Reproduce all entries precisely, down to the last character.

(Saved entries)
----------

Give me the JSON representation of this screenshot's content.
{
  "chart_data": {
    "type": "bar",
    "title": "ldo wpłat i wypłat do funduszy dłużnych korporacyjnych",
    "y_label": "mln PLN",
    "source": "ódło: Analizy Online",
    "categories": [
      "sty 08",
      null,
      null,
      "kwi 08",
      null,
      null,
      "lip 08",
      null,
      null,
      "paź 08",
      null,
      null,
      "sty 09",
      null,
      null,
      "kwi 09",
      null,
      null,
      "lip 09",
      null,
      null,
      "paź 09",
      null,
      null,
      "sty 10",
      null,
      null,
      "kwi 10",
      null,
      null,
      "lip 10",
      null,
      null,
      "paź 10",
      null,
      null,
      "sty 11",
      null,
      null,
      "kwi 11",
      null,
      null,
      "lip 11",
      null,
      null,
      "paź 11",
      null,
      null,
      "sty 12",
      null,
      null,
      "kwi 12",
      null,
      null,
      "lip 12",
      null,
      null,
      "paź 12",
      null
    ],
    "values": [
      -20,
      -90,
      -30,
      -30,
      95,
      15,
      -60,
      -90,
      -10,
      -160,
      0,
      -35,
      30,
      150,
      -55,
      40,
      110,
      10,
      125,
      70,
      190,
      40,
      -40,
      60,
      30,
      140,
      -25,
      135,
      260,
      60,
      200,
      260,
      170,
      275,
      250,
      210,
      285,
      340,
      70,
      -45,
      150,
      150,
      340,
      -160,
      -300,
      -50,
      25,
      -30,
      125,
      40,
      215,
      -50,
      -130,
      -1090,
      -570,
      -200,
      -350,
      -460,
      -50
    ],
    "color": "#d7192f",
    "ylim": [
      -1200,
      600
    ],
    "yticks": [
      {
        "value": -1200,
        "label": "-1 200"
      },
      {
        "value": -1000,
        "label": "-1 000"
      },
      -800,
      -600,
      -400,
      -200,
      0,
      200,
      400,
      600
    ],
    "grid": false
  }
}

----------

Written response >>
Give me the JSON representation of this screenshot's content.
{
  "chart_data": {
    "type": "bar",
    "title": "ldo wpłat i wypłat do funduszy dłużnych korporacyjnych",
    "y_label": "mln PLN",
    "source": "ódło: Analizy Online",
    "categories": [
      "sty 08",
      null,
      null,
      "kwi 08",
      null,
      null,
      "lip 08",
      null,
      null,
      "paź 08",
      null,
      null,
      "sty 09",
      null,
      null,
      "kwi 09",
      null,
      null,
      "lip 09",
      null,
      null,
      "paź 09",
      null,
      null,
      "sty 10",
      null,
      null,
      "kwi 10",
      null,
      null,
      "lip 10",
      null,
      null,
      "paź 10",
      null,
      null,
      "sty 11",
      null,
      null,
      "kwi 11",
      null,
      null,
      "lip 11",
      null,
      null,
      "paź 11",
      null,
      null,
      "sty 12",
      null,
      null,
      "kwi 12",
      null,
      null,
      "lip 12",
      null,
      null,
      "paź 12",
      null
    ],
    "values": [
      -20,
      -90,
      -30,
      -30,
      95,
      15,
      -60,
      -90,
      -10,
      -160,
      0,
      -35,
      30,
      150,
      -55,
      40,
      110,
      10,
      125,
      70,
      190,
      40,
      -40,
      60,
      30,
      140,
      -25,
      135,
      260,
      60,
      200,
      260,
      170,
      275,
      250,
      210,
      285,
      340,
      70,
      -45,
      150,
      150,
      340,
      -160,
      -300,
      -50,
      25,
      -30,
      125,
      40,
      215,
      -50,
      -130,
      -1090,
      -570,
      -200,
      -350,
      -460,
      -50
    ],
    "color": "#d7192f",
    "ylim": [
      -1200,
      600
    ],
    "yticks": [
      {
        "value": -1200,
        "label": "-1 200"
      },
      {
        "value": -1000,
        "label": "-1 000"
      },
      -800,
      -600,
      -400,
      -200,
      0,
      200,
      400,
      600
    ],
    "grid": false
  }
}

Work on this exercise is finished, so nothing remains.